* [WRITTEN TASK] Give the entries again, word for word.

* [RECORDS SUPPLIED]
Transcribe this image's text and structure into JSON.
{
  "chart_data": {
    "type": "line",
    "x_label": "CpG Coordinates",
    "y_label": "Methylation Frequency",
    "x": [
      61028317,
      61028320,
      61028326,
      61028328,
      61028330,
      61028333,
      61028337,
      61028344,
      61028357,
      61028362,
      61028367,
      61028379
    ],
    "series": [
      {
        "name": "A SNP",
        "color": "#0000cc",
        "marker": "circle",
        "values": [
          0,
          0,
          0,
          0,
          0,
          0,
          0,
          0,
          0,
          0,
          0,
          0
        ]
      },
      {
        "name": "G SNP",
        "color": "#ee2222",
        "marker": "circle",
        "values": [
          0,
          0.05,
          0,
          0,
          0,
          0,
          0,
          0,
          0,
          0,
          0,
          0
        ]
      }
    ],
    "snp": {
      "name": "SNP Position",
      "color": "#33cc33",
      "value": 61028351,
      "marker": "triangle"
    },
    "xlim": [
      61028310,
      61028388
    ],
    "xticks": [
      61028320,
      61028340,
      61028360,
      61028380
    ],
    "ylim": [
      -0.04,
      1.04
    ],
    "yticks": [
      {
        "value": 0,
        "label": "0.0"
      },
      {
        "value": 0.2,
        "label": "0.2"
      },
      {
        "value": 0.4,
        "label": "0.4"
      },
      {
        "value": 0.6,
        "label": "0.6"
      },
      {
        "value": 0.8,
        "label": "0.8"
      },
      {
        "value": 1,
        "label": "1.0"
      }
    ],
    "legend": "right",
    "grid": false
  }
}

* [RIGHT ANSWER]
Transcribe this image's text and structure into JSON.
{
  "chart_data": {
    "type": "line",
    "x_label": "CpG Coordinates",
    "y_label": "Methylation Frequency",
    "x": [
      61028317,
      61028320,
      61028326,
      61028328,
      61028330,
      61028333,
      61028337,
      61028344,
      61028357,
      61028362,
      61028367,
      61028379
    ],
    "series": [
      {
        "name": "A SNP",
        "color": "#0000cc",
        "marker": "circle",
        "values": [
          0,
          0,
          0,
          0,
          0,
          0,
          0,
          0,
          0,
          0,
          0,
          0
        ]
      },
      {
        "name": "G SNP",
        "color": "#ee2222",
        "marker": "circle",
        "values": [
          0,
          0.05,
          0,
          0,
          0,
          0,
          0,
          0,
          0,
          0,
          0,
          0
        ]
      }
    ],
    "snp": {
      "name": "SNP Position",
      "color": "#33cc33",
      "value": 61028351,
      "marker": "triangle"
    },
    "xlim": [
      61028310,
      61028388
    ],
    "xticks": [
      61028320,
      61028340,
      61028360,
      61028380
    ],
    "ylim": [
      -0.04,
      1.04
    ],
    "yticks": [
      {
        "value": 0,
        "label": "0.0"
      },
      {
        "value": 0.2,
        "label": "0.2"
      },
      {
        "value": 0.4,
        "label": "0.4"
      },
      {
        "value": 0.6,
        "label": "0.6"
      },
      {
        "value": 0.8,
        "label": "0.8"
      },
      {
        "value": 1,
        "label": "1.0"
      }
    ],
    "legend": "right",
    "grid": false
  }
}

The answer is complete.